Data excerpts:
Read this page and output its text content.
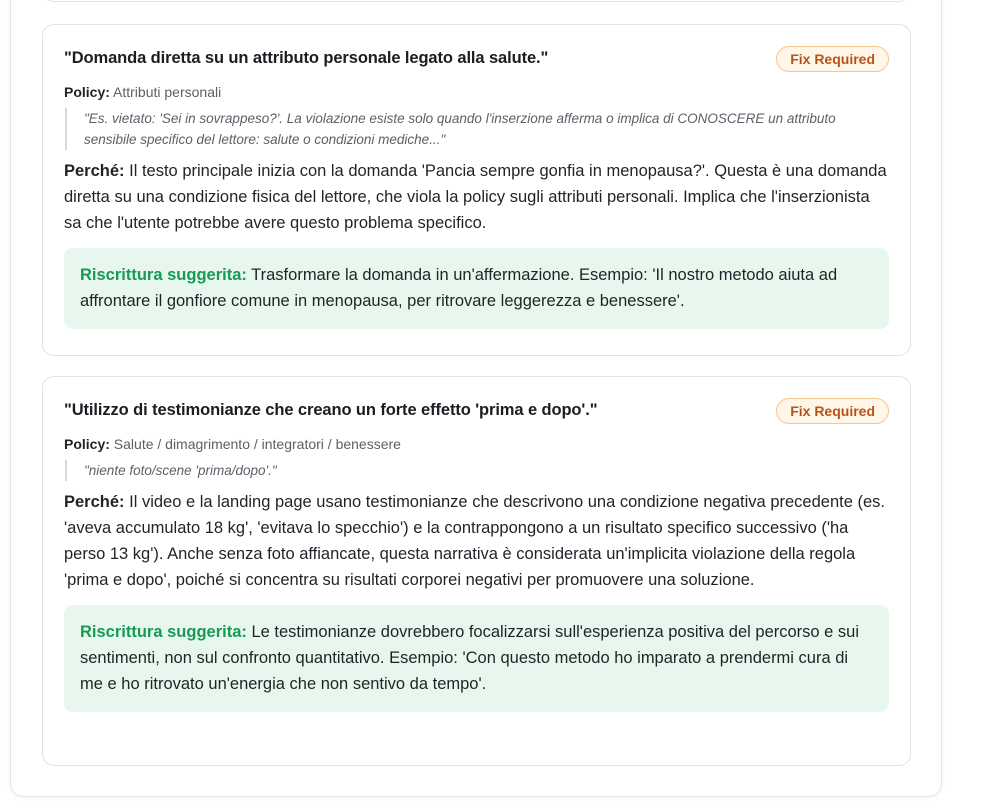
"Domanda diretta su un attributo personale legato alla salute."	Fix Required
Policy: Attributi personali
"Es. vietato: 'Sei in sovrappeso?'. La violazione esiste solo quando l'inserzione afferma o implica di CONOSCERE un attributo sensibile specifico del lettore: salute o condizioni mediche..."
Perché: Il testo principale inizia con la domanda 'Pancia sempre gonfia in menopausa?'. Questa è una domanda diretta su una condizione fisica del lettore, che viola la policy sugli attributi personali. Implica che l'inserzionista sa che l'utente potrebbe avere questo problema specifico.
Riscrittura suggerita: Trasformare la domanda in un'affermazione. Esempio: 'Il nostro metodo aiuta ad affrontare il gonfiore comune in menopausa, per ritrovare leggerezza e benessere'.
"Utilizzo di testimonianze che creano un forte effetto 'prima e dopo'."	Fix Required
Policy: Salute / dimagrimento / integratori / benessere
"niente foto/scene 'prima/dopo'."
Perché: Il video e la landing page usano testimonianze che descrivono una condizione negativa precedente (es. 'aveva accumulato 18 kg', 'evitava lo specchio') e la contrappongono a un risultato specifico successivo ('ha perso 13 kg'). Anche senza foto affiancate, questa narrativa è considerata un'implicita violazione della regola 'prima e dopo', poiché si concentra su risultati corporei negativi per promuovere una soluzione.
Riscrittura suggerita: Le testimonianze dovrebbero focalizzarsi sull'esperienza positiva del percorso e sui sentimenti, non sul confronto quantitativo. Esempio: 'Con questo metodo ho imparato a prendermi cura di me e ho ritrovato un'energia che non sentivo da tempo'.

---

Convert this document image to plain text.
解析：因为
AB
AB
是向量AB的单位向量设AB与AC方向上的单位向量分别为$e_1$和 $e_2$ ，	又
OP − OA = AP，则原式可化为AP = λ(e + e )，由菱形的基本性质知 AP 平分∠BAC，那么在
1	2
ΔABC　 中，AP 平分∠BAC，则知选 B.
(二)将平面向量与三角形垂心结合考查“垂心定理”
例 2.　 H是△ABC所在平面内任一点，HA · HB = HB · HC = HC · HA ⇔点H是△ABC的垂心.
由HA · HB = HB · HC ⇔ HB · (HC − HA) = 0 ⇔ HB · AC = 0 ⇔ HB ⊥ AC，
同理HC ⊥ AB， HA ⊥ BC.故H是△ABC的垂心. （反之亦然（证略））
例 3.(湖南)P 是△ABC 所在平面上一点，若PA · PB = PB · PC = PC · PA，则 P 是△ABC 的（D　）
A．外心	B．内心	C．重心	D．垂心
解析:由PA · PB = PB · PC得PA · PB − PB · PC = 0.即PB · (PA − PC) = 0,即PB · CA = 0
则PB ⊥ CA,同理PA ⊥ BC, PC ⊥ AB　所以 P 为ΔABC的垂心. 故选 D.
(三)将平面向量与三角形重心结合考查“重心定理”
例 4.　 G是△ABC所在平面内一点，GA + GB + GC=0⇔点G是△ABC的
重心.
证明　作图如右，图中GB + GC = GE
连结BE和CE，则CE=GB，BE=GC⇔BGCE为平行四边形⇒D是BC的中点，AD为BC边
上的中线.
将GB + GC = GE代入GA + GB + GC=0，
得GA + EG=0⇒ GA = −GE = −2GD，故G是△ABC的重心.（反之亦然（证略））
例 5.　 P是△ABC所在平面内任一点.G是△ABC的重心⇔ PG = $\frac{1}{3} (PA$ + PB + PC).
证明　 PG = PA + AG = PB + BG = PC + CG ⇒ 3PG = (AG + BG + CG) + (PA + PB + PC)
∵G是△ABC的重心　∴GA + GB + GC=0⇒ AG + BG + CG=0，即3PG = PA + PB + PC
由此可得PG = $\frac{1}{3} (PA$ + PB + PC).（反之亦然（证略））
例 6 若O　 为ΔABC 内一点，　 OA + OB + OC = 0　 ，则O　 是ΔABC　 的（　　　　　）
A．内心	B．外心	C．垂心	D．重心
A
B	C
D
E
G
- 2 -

STATED TASK :: From the entries above, copy every line that holds the word "suggerita".

EXERCISE OUTPUT ::
Riscrittura suggerita: Trasformare la domanda in un'affermazione. Esempio: 'Il nostro metodo aiuta ad affrontare il gonfiore comune in menopausa, per ritrovare leggerezza e benessere'.
Riscrittura suggerita: Le testimonianze dovrebbero focalizzarsi sull'esperienza positiva del percorso e sui sentimenti, non sul confronto quantitativo. Esempio: 'Con questo metodo ho imparato a prendermi cura di me e ho ritrovato un'energia che non sentivo da tempo'.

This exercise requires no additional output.